Below are the records; pull every line that includes "张老师走进老师就说".
━━━━━ Records supplied
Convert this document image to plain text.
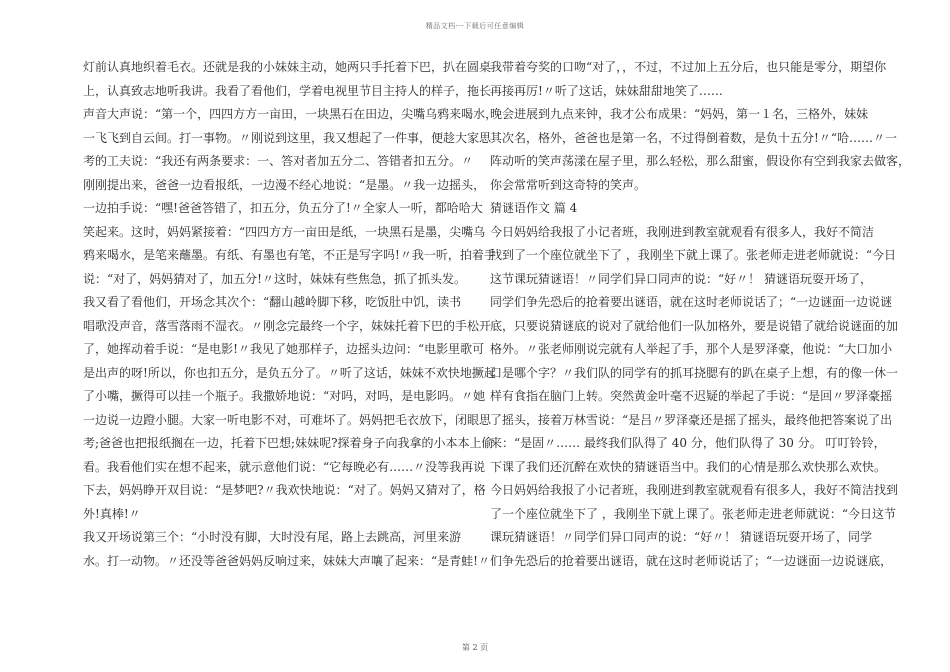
精品文档---下载后可任意编辑
灯前认真地织着毛衣。还就是我的小妹妹主动，她两只手托着下巴，扒在圆桌
上，认真致志地听我讲。我看了看他们，学着电视里节目主持人的样子，拖长
声音大声说：“第一个，四四方方一亩田，一块黑石在田边，尖嘴乌鸦来喝水，
一飞飞到自云间。打一事物。〃刚说到这里，我又想起了一件事，便趁大家思
考的工夫说：“我还有两条要求：一、答对者加五分二、答错者扣五分。〃
刚刚提出来，爸爸一边看报纸，一边漫不经心地说：“是墨。〃我一边摇头，
一边拍手说：“嘿!爸爸答错了，扣五分，负五分了!〃全家人一听，都哈哈大
笑起来。这时，妈妈紧接着：“四四方方一亩田是纸，一块黑石是墨，尖嘴乌
鸦来喝水，是笔来蘸墨。有纸、有墨也有笔，不正是写字吗!〃我一听，拍着手
说：“对了，妈妈猜对了，加五分!〃这时，妹妹有些焦急，抓了抓头发。
我又看了看他们，开场念其次个：“翻山越岭脚下移，吃饭肚中饥，读书
唱歌没声音，落雪落雨不湿衣。〃刚念完最终一个字，妹妹托着下巴的手松开
了，她挥动着手说：“是电影!〃我见了她那样子，边摇头边问：“电影里歌可
是出声的呀!所以，你也扣五分，是负五分了。〃听了这话，妹妹不欢快地撅起
了小嘴，撅得可以挂一个瓶子。我撒娇地说：“对吗，对吗，是电影吗。〃她
一边说一边蹬小腿。大家一听电影不对，可难坏了。妈妈把毛衣放下，闭眼思
考;爸爸也把报纸搁在一边，托着下巴想;妹妹呢?探着身子向我拿的小本本上偷
看。我看他们实在想不起来，就示意他们说：“它每晚必有……〃没等我再说
下去，妈妈睁开双目说：“是梦吧?〃我欢快地说：“对了。妈妈又猜对了，格
外!真棒!〃
我又开场说第三个：“小时没有脚，大时没有尾，路上去跳高，河里来游
水。打一动物。〃还没等爸爸妈妈反响过来，妹妹大声嚷了起来：“是青蛙!〃
我带着夸奖的口吻“对了，，不过，不过加上五分后，也只能是零分，期望你
再接再厉!〃听了这话，妹妹甜甜地笑了……
晚会进展到九点来钟，我才公布成果：“妈妈，第一１名，三格外，妹妹
其次名，格外，爸爸也是第一名，不过得倒着数，是负十五分!〃“哈……〃一
阵动听的笑声荡漾在屋子里，那么轻松，那么甜蜜，假设你有空到我家去做客，
你会常常听到这奇特的笑声。
猜谜语作文 篇 4
今日妈妈给我报了小记者班，我刚进到教室就观看有很多人，我好不简洁
找到了一个座位就坐下了 ，我刚坐下就上课了。张老师走进老师就说：“今日
这节课玩猜谜语！〃同学们异口同声的说：“好〃！ 猜谜语玩耍开场了，
同学们争先恐后的抢着要出谜语，就在这时老师说话了；“一边谜面一边说谜
底，只要说猜谜底的说对了就给他们一队加格外，要是说错了就给说谜面的加
格外。〃张老师刚说完就有人举起了手，那个人是罗泽豪，他说：“大口加小
口是哪个字？〃我们队的同学有的抓耳挠腮有的趴在桌子上想，有的像一休一
样有食指在脑门上转。突然黄金叶毫不迟疑的举起了手说：“是回〃罗泽豪摇
了摇头，接着万林雪说：“是吕〃罗泽豪还是摇了摇头，最终他把答案说了出
来：“是固〃…… 最终我们队得了 40 分，他们队得了 30 分。 叮叮铃铃，
下课了我们还沉醉在欢快的猜谜语当中。我们的心情是那么欢快那么欢快。
今日妈妈给我报了小记者班，我刚进到教室就观看有很多人，我好不简洁找到
了一个座位就坐下了 ，我刚坐下就上课了。张老师走进老师就说：“今日这节
课玩猜谜语！〃同学们异口同声的说：“好〃！ 猜谜语玩耍开场了，同学
们争先恐后的抢着要出谜语，就在这时老师说话了；“一边谜面一边说谜底，
第 2 页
━━━━━━━━━━
== The answer ==
找到了一个座位就坐下了 ，我刚坐下就上课了。张老师走进老师就说：“今日
了一个座位就坐下了 ，我刚坐下就上课了。张老师走进老师就说：“今日这节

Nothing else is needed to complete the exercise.